# [Task instructions]
Below are some records. Copy every line in them that holds "data".

——

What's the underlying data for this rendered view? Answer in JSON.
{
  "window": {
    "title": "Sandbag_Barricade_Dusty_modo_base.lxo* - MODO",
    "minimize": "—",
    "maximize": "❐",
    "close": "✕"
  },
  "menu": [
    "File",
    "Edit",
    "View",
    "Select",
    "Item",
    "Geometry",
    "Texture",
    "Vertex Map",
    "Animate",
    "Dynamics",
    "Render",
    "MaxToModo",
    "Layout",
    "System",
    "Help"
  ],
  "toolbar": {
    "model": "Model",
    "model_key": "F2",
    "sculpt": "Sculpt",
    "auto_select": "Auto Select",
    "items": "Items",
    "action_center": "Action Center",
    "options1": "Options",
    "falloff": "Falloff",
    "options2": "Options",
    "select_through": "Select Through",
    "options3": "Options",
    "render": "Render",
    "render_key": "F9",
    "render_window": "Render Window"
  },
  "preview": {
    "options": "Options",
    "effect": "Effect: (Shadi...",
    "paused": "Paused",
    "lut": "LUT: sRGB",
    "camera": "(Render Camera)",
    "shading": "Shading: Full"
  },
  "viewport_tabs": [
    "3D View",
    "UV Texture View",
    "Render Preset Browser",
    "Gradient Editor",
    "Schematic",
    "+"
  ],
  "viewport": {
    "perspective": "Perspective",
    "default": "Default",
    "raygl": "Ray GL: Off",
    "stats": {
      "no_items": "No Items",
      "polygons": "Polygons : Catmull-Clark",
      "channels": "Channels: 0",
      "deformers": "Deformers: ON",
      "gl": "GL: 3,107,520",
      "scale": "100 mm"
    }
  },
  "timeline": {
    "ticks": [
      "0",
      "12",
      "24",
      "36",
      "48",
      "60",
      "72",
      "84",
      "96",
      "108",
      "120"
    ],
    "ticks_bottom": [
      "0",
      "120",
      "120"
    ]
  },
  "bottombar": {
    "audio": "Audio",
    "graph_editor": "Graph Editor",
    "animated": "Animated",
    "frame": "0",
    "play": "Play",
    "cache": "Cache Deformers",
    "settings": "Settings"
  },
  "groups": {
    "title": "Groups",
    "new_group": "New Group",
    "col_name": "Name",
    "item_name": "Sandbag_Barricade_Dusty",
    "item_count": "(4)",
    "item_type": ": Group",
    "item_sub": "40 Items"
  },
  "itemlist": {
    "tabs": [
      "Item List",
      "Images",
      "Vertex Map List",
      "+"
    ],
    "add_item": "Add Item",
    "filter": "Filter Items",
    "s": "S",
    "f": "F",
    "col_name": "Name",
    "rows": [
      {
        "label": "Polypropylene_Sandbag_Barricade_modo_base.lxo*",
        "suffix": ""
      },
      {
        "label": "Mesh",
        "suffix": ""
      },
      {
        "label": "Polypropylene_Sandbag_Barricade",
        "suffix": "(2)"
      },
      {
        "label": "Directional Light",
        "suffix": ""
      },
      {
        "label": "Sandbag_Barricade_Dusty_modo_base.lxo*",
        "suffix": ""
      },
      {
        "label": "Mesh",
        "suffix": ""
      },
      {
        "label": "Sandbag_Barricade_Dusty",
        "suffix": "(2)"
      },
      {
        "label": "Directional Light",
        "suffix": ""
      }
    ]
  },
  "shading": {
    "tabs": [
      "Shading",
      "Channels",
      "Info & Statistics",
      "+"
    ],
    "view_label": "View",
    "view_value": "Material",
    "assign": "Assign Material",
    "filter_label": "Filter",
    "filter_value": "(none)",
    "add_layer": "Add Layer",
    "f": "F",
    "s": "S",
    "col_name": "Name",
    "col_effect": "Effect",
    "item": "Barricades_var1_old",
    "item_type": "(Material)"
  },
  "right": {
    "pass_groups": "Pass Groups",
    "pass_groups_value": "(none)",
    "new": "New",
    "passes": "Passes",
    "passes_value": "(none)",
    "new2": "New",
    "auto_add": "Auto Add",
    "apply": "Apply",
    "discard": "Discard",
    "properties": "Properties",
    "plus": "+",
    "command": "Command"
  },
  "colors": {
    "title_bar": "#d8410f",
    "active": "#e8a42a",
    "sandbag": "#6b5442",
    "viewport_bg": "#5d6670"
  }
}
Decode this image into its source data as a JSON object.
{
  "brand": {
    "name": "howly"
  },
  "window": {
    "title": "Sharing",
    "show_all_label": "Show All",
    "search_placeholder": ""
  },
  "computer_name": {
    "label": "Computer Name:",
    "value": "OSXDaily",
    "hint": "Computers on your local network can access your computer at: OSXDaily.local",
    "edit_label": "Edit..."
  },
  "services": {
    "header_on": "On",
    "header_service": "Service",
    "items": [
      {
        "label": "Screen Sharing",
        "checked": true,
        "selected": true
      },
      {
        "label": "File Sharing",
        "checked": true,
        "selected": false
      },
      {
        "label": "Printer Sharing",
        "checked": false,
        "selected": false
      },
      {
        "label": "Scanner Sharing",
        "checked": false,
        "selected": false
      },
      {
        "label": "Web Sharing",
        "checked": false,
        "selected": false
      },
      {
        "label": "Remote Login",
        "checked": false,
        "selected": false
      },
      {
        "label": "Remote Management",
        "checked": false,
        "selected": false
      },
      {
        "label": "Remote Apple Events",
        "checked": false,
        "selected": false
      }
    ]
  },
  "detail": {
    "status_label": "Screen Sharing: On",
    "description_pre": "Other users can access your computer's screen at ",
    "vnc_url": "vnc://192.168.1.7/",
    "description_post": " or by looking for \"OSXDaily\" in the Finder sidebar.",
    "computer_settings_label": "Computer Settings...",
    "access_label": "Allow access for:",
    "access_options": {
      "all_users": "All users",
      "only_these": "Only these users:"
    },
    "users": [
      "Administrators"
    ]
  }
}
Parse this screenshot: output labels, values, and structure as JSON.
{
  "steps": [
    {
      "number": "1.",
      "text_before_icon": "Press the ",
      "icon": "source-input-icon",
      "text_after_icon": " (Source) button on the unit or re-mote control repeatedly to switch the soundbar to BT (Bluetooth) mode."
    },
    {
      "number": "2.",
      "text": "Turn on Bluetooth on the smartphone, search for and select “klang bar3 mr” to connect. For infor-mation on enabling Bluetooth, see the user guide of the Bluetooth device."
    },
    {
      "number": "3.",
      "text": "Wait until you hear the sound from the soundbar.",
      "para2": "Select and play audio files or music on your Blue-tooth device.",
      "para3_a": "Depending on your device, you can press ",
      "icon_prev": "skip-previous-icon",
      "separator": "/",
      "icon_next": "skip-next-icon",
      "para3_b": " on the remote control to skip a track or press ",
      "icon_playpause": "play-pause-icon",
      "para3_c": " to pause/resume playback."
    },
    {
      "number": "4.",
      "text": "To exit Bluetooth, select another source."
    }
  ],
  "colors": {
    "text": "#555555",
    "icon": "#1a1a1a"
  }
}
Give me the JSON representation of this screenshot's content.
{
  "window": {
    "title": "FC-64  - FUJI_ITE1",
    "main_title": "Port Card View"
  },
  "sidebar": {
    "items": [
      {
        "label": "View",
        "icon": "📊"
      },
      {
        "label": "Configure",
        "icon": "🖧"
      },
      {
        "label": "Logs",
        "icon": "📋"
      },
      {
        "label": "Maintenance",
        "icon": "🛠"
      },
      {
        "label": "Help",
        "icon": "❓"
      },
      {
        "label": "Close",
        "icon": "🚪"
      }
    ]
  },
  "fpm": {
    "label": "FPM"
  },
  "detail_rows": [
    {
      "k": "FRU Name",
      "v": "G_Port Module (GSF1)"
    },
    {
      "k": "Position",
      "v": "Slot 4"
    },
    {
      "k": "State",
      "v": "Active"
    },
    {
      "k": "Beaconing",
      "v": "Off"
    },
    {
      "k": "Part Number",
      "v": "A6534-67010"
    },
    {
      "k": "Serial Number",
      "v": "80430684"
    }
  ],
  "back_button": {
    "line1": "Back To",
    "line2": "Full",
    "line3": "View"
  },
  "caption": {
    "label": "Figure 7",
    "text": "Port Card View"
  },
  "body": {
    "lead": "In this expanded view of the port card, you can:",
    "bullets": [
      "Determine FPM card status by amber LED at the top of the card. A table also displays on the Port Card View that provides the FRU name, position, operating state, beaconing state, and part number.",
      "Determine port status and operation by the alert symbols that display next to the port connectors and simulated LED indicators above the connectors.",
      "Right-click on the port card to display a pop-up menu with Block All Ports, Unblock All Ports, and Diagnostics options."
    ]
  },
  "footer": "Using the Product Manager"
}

——

# [The completed task]
What's the underlying data for this rendered view? Answer in JSON.
Decode this image into its source data as a JSON object.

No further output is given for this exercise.